** Stated exercise **
Go through the listing below and list every line with "Sounding".

# Start of Available records

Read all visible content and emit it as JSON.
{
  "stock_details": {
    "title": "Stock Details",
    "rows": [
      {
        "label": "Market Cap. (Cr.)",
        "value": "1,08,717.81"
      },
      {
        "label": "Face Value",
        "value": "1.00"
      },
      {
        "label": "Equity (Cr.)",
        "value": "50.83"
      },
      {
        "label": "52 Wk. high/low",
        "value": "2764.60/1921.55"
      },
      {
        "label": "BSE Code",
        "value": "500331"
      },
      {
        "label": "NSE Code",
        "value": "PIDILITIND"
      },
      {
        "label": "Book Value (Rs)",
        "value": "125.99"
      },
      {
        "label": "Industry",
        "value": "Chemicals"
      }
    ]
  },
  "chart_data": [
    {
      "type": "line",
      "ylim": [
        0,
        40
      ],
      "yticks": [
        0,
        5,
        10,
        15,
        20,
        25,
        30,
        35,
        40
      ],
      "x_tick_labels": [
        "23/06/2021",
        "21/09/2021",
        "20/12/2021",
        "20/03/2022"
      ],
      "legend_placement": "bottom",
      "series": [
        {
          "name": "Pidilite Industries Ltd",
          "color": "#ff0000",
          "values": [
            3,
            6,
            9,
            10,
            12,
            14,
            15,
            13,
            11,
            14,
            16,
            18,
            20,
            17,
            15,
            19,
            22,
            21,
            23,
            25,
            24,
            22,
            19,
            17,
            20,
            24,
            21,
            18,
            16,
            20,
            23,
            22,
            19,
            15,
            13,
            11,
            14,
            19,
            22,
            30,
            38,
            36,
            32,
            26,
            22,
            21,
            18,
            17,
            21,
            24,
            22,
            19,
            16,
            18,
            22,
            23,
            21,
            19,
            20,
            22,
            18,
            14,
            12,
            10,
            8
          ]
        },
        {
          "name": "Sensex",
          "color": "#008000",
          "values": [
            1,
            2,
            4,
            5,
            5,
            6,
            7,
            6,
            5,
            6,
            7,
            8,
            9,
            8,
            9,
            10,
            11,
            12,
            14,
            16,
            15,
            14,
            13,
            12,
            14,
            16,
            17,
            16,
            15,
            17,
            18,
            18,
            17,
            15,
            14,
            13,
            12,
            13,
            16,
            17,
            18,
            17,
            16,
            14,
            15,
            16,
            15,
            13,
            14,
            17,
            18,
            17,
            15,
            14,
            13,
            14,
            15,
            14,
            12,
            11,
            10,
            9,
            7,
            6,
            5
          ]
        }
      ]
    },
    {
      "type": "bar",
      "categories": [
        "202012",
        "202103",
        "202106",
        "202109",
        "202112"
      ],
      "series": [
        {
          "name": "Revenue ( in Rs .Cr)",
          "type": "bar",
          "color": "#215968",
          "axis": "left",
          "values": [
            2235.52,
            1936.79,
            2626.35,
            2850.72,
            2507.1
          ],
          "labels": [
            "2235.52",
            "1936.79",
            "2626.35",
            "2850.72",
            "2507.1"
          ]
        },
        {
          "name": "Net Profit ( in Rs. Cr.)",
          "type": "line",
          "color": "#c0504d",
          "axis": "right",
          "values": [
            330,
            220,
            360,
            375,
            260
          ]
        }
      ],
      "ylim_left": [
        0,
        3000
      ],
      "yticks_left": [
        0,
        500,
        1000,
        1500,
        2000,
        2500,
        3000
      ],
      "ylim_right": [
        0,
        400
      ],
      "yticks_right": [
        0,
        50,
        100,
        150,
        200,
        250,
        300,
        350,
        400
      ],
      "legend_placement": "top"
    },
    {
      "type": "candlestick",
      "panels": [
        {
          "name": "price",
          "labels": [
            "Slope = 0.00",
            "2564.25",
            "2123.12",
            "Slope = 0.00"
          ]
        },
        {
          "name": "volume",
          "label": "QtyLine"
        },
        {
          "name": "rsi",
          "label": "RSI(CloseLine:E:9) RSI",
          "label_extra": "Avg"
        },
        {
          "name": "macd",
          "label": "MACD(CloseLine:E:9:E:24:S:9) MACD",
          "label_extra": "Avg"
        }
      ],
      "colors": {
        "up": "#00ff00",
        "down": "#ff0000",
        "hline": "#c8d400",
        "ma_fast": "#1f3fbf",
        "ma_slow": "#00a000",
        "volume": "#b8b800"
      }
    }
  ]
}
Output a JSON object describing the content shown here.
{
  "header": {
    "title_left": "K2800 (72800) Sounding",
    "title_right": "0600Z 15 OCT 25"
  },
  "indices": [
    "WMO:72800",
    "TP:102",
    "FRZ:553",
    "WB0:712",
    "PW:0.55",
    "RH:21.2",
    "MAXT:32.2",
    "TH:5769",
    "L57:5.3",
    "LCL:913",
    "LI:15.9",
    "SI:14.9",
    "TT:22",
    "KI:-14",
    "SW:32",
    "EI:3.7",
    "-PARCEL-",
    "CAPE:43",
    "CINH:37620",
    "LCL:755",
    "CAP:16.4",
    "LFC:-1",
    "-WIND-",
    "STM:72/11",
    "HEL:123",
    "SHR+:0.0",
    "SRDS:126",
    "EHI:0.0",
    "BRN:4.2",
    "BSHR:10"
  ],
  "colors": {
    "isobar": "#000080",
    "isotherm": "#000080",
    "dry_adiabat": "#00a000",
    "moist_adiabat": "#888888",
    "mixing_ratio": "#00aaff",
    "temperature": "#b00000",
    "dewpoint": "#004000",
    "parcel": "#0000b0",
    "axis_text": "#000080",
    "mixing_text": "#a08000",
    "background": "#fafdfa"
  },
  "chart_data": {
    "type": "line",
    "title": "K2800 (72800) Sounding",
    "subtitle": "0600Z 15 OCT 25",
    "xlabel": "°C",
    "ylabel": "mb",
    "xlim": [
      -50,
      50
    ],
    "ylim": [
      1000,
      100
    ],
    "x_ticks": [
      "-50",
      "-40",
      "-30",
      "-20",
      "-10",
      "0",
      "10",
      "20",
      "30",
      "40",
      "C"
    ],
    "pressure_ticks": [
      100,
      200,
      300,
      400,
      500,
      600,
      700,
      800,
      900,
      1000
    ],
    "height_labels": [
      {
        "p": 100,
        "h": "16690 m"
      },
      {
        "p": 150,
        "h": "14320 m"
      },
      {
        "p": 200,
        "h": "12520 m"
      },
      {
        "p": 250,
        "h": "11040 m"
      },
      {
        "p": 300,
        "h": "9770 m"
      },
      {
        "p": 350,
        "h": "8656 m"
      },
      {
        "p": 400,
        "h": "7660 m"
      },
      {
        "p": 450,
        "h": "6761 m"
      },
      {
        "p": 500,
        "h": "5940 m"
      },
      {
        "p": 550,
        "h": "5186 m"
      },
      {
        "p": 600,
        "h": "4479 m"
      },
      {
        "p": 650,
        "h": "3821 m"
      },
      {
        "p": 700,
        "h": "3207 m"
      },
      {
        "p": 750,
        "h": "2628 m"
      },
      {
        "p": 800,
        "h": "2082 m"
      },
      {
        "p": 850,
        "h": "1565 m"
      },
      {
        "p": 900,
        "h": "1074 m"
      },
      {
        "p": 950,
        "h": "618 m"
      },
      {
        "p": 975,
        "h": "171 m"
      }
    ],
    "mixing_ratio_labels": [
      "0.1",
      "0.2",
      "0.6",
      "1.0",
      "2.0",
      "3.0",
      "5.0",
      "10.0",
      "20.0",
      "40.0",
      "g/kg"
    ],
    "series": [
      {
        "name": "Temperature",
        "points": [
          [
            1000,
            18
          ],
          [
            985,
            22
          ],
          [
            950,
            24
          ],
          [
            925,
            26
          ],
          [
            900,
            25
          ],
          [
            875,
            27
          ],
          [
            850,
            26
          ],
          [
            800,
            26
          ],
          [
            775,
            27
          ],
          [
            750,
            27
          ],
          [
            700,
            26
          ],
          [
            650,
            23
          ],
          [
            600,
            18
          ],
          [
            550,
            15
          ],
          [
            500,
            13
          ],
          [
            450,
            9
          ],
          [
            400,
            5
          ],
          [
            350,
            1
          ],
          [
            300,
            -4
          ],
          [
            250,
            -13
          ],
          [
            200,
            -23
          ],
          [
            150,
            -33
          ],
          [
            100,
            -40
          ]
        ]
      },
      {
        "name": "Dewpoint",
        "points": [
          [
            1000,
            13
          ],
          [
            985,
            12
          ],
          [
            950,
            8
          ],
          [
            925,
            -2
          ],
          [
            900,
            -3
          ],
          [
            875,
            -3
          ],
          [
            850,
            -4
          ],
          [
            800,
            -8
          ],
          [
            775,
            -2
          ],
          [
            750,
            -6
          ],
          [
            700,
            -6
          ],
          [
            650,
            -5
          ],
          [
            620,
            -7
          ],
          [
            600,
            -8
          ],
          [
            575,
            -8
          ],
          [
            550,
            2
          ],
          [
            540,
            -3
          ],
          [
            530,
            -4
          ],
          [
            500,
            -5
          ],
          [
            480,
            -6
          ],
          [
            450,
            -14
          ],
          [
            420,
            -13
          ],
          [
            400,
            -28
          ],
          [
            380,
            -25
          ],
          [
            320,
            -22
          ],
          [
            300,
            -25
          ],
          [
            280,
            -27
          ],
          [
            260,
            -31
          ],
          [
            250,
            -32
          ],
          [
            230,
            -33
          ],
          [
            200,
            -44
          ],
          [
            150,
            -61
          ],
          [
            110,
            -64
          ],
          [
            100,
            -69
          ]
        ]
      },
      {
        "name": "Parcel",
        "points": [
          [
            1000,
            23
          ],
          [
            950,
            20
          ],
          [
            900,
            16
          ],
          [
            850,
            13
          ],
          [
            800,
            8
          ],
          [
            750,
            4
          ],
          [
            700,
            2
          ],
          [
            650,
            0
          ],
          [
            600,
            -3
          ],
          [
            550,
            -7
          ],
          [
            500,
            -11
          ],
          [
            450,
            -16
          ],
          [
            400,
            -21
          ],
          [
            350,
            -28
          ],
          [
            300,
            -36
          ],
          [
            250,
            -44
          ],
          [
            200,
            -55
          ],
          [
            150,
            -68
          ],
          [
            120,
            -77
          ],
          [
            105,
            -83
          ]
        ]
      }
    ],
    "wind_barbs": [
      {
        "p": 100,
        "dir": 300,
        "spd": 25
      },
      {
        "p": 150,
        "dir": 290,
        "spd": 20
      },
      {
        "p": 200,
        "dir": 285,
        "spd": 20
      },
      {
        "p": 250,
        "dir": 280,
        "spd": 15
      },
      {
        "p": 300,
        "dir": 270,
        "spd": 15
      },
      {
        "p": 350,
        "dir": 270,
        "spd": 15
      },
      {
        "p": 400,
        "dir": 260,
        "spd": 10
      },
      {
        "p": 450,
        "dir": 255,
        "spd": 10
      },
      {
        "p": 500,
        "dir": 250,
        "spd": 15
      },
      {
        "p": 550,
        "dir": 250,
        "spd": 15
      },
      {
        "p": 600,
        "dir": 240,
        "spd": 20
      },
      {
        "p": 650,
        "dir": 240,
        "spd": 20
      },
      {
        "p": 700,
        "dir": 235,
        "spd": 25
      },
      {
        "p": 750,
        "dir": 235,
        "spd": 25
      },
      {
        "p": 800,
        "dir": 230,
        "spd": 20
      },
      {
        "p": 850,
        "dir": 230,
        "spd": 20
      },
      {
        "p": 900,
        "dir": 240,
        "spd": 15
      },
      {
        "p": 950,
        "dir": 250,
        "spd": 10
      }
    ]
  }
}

# End of Available records

** Complete answer **
    "title_left": "K2800 (72800) Sounding",
    "title": "K2800 (72800) Sounding",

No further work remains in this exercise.